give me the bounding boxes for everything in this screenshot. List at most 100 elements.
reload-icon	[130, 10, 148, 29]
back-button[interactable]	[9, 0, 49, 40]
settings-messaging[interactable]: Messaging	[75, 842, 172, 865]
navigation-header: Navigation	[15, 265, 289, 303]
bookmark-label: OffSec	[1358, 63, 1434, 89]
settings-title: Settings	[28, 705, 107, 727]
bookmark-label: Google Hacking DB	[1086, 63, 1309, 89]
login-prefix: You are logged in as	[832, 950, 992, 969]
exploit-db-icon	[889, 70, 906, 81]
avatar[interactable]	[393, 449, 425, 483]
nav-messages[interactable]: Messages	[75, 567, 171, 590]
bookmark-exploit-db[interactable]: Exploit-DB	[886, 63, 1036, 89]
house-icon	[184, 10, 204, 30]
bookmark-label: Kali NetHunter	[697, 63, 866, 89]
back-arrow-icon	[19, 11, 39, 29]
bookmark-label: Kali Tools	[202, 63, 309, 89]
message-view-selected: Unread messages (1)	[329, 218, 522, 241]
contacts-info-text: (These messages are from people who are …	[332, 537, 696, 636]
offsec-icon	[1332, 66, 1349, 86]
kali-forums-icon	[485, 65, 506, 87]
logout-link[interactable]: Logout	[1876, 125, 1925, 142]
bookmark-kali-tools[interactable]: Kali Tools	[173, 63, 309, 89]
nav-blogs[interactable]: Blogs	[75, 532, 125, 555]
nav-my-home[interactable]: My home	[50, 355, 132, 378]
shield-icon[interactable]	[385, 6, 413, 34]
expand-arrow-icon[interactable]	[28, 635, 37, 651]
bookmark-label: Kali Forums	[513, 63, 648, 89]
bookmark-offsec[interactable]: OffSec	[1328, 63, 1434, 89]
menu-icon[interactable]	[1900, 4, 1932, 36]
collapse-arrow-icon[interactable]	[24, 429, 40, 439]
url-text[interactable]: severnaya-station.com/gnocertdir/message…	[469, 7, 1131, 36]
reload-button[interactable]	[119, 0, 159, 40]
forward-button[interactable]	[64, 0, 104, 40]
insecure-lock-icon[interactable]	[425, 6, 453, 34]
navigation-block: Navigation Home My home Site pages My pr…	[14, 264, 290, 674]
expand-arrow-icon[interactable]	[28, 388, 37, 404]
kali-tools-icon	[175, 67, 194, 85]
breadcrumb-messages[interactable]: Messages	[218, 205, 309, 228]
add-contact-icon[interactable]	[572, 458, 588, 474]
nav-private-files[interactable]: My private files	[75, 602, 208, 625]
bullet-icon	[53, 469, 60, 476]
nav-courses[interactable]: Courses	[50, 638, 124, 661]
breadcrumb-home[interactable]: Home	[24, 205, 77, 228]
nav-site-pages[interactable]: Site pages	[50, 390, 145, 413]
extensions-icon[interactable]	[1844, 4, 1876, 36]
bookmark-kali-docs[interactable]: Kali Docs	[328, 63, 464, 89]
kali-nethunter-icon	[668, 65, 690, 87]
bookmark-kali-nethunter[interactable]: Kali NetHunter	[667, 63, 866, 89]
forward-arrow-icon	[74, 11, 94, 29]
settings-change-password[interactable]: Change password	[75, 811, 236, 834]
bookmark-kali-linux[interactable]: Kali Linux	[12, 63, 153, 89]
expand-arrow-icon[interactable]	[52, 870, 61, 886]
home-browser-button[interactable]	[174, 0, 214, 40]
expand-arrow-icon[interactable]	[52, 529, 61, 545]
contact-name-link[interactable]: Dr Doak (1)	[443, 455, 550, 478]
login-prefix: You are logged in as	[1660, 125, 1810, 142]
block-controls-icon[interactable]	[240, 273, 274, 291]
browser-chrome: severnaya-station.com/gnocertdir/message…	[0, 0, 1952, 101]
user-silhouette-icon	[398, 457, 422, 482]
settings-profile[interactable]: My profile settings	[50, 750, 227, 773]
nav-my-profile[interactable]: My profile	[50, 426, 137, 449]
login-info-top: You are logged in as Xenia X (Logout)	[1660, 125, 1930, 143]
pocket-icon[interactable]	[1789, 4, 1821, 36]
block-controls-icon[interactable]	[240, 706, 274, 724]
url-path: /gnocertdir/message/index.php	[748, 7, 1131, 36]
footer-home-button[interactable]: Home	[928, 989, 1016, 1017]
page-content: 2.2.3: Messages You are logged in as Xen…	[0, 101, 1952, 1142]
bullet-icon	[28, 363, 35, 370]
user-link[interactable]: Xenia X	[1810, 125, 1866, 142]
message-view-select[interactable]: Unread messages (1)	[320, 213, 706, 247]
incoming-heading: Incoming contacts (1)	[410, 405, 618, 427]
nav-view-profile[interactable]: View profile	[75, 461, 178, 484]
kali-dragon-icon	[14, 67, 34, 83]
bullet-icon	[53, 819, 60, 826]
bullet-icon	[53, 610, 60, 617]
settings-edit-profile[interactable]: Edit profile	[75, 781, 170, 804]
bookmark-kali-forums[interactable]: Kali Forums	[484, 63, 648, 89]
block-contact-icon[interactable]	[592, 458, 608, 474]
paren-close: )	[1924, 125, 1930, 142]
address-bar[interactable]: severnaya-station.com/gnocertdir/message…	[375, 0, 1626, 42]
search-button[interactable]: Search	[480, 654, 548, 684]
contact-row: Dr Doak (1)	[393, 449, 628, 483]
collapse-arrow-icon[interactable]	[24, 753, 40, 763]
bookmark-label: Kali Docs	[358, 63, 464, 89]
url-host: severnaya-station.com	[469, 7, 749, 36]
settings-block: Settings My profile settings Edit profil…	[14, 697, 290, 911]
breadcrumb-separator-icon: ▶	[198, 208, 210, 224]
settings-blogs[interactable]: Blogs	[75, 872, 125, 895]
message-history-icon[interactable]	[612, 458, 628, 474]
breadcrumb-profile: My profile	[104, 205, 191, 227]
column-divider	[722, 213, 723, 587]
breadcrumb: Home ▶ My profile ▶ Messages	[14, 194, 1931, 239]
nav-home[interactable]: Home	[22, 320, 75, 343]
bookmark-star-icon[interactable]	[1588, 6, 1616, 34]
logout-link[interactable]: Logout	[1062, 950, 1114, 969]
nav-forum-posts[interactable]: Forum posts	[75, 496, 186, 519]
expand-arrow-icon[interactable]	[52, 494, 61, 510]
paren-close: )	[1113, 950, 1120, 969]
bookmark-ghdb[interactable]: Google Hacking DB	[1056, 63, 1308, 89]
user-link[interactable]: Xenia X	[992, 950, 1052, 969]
◇ ◇ ◇ ◇
Reproduce the material from its first line down to the line containing "635, 37, 651]", with both ends included.

give me the bounding boxes for everything in this screenshot. List at most 100 elements.
reload-icon	[130, 10, 148, 29]
back-button[interactable]	[9, 0, 49, 40]
settings-messaging[interactable]: Messaging	[75, 842, 172, 865]
navigation-header: Navigation	[15, 265, 289, 303]
bookmark-label: OffSec	[1358, 63, 1434, 89]
settings-title: Settings	[28, 705, 107, 727]
bookmark-label: Google Hacking DB	[1086, 63, 1309, 89]
login-prefix: You are logged in as	[832, 950, 992, 969]
exploit-db-icon	[889, 70, 906, 81]
avatar[interactable]	[393, 449, 425, 483]
nav-messages[interactable]: Messages	[75, 567, 171, 590]
bookmark-exploit-db[interactable]: Exploit-DB	[886, 63, 1036, 89]
house-icon	[184, 10, 204, 30]
bookmark-label: Kali NetHunter	[697, 63, 866, 89]
back-arrow-icon	[19, 11, 39, 29]
bookmark-label: Kali Tools	[202, 63, 309, 89]
message-view-selected: Unread messages (1)	[329, 218, 522, 241]
contacts-info-text: (These messages are from people who are …	[332, 537, 696, 636]
offsec-icon	[1332, 66, 1349, 86]
kali-forums-icon	[485, 65, 506, 87]
logout-link[interactable]: Logout	[1876, 125, 1925, 142]
bookmark-kali-tools[interactable]: Kali Tools	[173, 63, 309, 89]
nav-blogs[interactable]: Blogs	[75, 532, 125, 555]
nav-my-home[interactable]: My home	[50, 355, 132, 378]
shield-icon[interactable]	[385, 6, 413, 34]
expand-arrow-icon[interactable]	[28, 635, 37, 651]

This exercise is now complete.